(Stored records)
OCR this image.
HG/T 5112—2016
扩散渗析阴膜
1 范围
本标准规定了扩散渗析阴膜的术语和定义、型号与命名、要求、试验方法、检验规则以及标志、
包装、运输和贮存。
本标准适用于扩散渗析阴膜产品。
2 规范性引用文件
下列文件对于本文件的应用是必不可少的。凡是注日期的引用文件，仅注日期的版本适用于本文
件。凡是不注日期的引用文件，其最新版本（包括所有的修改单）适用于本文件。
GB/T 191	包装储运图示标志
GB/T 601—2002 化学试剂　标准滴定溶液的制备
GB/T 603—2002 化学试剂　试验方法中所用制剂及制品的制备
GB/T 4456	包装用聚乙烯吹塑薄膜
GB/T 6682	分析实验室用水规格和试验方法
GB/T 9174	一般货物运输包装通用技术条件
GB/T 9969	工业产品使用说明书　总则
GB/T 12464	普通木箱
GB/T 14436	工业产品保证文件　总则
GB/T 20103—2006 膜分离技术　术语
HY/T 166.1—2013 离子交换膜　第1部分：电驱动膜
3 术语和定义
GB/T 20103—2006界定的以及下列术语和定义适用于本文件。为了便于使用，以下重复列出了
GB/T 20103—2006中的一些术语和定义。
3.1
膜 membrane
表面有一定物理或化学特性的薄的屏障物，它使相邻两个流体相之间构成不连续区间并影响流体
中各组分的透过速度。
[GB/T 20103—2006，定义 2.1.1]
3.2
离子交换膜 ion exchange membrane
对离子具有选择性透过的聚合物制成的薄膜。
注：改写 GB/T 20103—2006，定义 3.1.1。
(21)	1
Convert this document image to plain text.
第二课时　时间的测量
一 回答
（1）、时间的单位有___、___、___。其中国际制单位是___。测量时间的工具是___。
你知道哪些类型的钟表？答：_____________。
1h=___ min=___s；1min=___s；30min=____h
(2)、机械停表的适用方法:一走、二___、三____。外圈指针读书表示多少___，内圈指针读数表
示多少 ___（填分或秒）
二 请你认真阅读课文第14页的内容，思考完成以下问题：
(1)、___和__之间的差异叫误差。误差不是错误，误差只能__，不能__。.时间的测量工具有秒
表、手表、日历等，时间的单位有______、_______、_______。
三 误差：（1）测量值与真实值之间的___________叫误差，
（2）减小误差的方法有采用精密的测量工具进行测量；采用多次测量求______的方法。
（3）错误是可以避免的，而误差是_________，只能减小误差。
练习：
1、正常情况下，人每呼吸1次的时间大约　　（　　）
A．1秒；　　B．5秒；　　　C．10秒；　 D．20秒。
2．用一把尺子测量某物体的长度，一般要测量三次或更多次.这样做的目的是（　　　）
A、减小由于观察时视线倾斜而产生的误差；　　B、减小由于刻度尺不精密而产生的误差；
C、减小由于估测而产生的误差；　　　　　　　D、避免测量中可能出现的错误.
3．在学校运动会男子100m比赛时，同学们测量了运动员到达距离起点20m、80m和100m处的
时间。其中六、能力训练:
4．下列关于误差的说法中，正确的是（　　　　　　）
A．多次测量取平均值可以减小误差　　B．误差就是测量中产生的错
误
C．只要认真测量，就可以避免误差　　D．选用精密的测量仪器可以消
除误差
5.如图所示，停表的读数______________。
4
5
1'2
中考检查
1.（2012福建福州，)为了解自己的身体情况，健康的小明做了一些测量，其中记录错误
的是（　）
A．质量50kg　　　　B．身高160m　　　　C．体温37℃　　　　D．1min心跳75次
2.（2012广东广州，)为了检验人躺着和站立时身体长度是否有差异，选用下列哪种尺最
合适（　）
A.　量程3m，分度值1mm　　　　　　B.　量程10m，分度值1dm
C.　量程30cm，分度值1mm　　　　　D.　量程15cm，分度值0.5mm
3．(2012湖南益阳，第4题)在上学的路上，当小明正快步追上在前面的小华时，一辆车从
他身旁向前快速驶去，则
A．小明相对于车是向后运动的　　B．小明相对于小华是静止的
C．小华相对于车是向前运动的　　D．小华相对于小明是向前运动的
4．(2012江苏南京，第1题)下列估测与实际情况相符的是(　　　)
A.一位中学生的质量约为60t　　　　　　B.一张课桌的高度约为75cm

## Exercise details
Your answer should be a single number: the count of lines in the listing that contain the word "离子交换膜".

## Solution to this task
2